Give the records back in full, exactly as they read.

[Figure content listings]

= = = =

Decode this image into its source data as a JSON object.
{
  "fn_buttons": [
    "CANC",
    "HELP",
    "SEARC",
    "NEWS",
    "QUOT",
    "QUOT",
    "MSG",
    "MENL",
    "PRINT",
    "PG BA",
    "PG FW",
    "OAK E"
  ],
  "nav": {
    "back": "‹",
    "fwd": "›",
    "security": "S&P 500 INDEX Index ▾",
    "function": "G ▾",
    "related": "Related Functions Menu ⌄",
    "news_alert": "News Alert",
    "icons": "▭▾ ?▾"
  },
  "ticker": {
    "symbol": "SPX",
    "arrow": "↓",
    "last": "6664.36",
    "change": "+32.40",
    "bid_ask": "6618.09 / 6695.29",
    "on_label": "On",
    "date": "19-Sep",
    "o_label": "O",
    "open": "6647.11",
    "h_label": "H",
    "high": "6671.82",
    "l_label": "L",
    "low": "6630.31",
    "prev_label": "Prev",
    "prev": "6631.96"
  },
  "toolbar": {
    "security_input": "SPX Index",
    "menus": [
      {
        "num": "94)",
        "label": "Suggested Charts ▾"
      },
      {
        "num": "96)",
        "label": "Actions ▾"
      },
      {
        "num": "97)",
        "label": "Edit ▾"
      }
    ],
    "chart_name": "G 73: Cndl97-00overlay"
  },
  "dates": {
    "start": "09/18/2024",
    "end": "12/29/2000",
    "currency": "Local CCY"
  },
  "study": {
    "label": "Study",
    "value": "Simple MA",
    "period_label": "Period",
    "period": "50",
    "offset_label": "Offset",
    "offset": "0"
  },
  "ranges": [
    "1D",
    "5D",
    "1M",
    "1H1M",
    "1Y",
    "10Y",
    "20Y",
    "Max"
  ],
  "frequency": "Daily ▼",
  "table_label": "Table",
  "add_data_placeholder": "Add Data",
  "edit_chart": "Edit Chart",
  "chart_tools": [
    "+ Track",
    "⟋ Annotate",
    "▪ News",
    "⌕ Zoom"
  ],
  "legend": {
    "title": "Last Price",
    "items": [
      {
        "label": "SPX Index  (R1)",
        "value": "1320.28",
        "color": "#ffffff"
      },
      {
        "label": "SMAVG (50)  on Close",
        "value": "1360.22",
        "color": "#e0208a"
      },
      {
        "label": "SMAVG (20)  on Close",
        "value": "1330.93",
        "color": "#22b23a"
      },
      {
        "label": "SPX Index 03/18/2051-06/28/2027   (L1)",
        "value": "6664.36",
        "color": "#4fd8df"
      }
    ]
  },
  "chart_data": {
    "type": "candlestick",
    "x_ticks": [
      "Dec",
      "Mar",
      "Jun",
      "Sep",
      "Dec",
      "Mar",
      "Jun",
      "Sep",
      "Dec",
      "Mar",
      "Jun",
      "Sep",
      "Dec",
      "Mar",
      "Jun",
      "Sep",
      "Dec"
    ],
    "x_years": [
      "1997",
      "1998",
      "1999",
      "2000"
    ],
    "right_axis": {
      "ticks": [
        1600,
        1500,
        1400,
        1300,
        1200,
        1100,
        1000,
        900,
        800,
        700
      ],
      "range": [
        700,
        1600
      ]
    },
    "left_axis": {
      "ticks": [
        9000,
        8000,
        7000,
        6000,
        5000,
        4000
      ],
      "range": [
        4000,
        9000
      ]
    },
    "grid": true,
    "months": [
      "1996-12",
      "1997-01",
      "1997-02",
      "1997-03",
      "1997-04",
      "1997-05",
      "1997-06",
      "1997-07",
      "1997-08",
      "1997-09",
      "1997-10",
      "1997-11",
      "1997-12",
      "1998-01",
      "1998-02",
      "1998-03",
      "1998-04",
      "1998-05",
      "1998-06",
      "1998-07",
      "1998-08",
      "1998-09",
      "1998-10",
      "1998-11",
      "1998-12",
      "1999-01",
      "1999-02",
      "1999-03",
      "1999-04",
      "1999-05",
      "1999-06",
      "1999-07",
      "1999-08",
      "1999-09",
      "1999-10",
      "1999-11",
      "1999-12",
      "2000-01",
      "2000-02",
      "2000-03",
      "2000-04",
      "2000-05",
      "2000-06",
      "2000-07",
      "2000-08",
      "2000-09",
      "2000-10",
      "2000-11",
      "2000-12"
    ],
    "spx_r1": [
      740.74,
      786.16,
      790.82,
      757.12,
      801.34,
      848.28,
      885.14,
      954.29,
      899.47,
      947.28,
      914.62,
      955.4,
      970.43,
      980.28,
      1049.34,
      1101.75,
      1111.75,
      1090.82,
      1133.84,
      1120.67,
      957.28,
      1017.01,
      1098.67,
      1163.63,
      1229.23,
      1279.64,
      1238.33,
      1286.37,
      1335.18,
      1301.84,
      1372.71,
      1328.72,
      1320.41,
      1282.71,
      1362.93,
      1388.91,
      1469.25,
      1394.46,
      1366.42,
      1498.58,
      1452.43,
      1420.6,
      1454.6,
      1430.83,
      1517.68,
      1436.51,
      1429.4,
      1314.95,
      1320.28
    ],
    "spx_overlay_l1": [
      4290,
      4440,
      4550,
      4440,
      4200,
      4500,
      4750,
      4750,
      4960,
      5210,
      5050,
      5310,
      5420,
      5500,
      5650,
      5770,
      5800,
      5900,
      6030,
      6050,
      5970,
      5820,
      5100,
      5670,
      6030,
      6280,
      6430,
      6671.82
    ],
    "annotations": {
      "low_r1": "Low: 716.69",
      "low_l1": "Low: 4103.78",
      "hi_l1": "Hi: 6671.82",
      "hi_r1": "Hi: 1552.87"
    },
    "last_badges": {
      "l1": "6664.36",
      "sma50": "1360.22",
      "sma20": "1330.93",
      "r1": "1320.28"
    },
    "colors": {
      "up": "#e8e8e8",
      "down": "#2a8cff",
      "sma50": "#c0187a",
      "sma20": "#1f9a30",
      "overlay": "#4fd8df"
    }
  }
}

= = = =

Correct response -
Decode this image into its source data as a JSON object.
{
  "fn_buttons": [
    "CANC",
    "HELP",
    "SEARC",
    "NEWS",
    "QUOT",
    "QUOT",
    "MSG",
    "MENL",
    "PRINT",
    "PG BA",
    "PG FW",
    "OAK E"
  ],
  "nav": {
    "back": "‹",
    "fwd": "›",
    "security": "S&P 500 INDEX Index ▾",
    "function": "G ▾",
    "related": "Related Functions Menu ⌄",
    "news_alert": "News Alert",
    "icons": "▭▾ ?▾"
  },
  "ticker": {
    "symbol": "SPX",
    "arrow": "↓",
    "last": "6664.36",
    "change": "+32.40",
    "bid_ask": "6618.09 / 6695.29",
    "on_label": "On",
    "date": "19-Sep",
    "o_label": "O",
    "open": "6647.11",
    "h_label": "H",
    "high": "6671.82",
    "l_label": "L",
    "low": "6630.31",
    "prev_label": "Prev",
    "prev": "6631.96"
  },
  "toolbar": {
    "security_input": "SPX Index",
    "menus": [
      {
        "num": "94)",
        "label": "Suggested Charts ▾"
      },
      {
        "num": "96)",
        "label": "Actions ▾"
      },
      {
        "num": "97)",
        "label": "Edit ▾"
      }
    ],
    "chart_name": "G 73: Cndl97-00overlay"
  },
  "dates": {
    "start": "09/18/2024",
    "end": "12/29/2000",
    "currency": "Local CCY"
  },
  "study": {
    "label": "Study",
    "value": "Simple MA",
    "period_label": "Period",
    "period": "50",
    "offset_label": "Offset",
    "offset": "0"
  },
  "ranges": [
    "1D",
    "5D",
    "1M",
    "1H1M",
    "1Y",
    "10Y",
    "20Y",
    "Max"
  ],
  "frequency": "Daily ▼",
  "table_label": "Table",
  "add_data_placeholder": "Add Data",
  "edit_chart": "Edit Chart",
  "chart_tools": [
    "+ Track",
    "⟋ Annotate",
    "▪ News",
    "⌕ Zoom"
  ],
  "legend": {
    "title": "Last Price",
    "items": [
      {
        "label": "SPX Index  (R1)",
        "value": "1320.28",
        "color": "#ffffff"
      },
      {
        "label": "SMAVG (50)  on Close",
        "value": "1360.22",
        "color": "#e0208a"
      },
      {
        "label": "SMAVG (20)  on Close",
        "value": "1330.93",
        "color": "#22b23a"
      },
      {
        "label": "SPX Index 03/18/2051-06/28/2027   (L1)",
        "value": "6664.36",
        "color": "#4fd8df"
      }
    ]
  },
  "chart_data": {
    "type": "candlestick",
    "x_ticks": [
      "Dec",
      "Mar",
      "Jun",
      "Sep",
      "Dec",
      "Mar",
      "Jun",
      "Sep",
      "Dec",
      "Mar",
      "Jun",
      "Sep",
      "Dec",
      "Mar",
      "Jun",
      "Sep",
      "Dec"
    ],
    "x_years": [
      "1997",
      "1998",
      "1999",
      "2000"
    ],
    "right_axis": {
      "ticks": [
        1600,
        1500,
        1400,
        1300,
        1200,
        1100,
        1000,
        900,
        800,
        700
      ],
      "range": [
        700,
        1600
      ]
    },
    "left_axis": {
      "ticks": [
        9000,
        8000,
        7000,
        6000,
        5000,
        4000
      ],
      "range": [
        4000,
        9000
      ]
    },
    "grid": true,
    "months": [
      "1996-12",
      "1997-01",
      "1997-02",
      "1997-03",
      "1997-04",
      "1997-05",
      "1997-06",
      "1997-07",
      "1997-08",
      "1997-09",
      "1997-10",
      "1997-11",
      "1997-12",
      "1998-01",
      "1998-02",
      "1998-03",
      "1998-04",
      "1998-05",
      "1998-06",
      "1998-07",
      "1998-08",
      "1998-09",
      "1998-10",
      "1998-11",
      "1998-12",
      "1999-01",
      "1999-02",
      "1999-03",
      "1999-04",
      "1999-05",
      "1999-06",
      "1999-07",
      "1999-08",
      "1999-09",
      "1999-10",
      "1999-11",
      "1999-12",
      "2000-01",
      "2000-02",
      "2000-03",
      "2000-04",
      "2000-05",
      "2000-06",
      "2000-07",
      "2000-08",
      "2000-09",
      "2000-10",
      "2000-11",
      "2000-12"
    ],
    "spx_r1": [
      740.74,
      786.16,
      790.82,
      757.12,
      801.34,
      848.28,
      885.14,
      954.29,
      899.47,
      947.28,
      914.62,
      955.4,
      970.43,
      980.28,
      1049.34,
      1101.75,
      1111.75,
      1090.82,
      1133.84,
      1120.67,
      957.28,
      1017.01,
      1098.67,
      1163.63,
      1229.23,
      1279.64,
      1238.33,
      1286.37,
      1335.18,
      1301.84,
      1372.71,
      1328.72,
      1320.41,
      1282.71,
      1362.93,
      1388.91,
      1469.25,
      1394.46,
      1366.42,
      1498.58,
      1452.43,
      1420.6,
      1454.6,
      1430.83,
      1517.68,
      1436.51,
      1429.4,
      1314.95,
      1320.28
    ],
    "spx_overlay_l1": [
      4290,
      4440,
      4550,
      4440,
      4200,
      4500,
      4750,
      4750,
      4960,
      5210,
      5050,
      5310,
      5420,
      5500,
      5650,
      5770,
      5800,
      5900,
      6030,
      6050,
      5970,
      5820,
      5100,
      5670,
      6030,
      6280,
      6430,
      6671.82
    ],
    "annotations": {
      "low_r1": "Low: 716.69",
      "low_l1": "Low: 4103.78",
      "hi_l1": "Hi: 6671.82",
      "hi_r1": "Hi: 1552.87"
    },
    "last_badges": {
      "l1": "6664.36",
      "sma50": "1360.22",
      "sma20": "1330.93",
      "r1": "1320.28"
    },
    "colors": {
      "up": "#e8e8e8",
      "down": "#2a8cff",
      "sma50": "#c0187a",
      "sma20": "#1f9a30",
      "overlay": "#4fd8df"
    }
  }
}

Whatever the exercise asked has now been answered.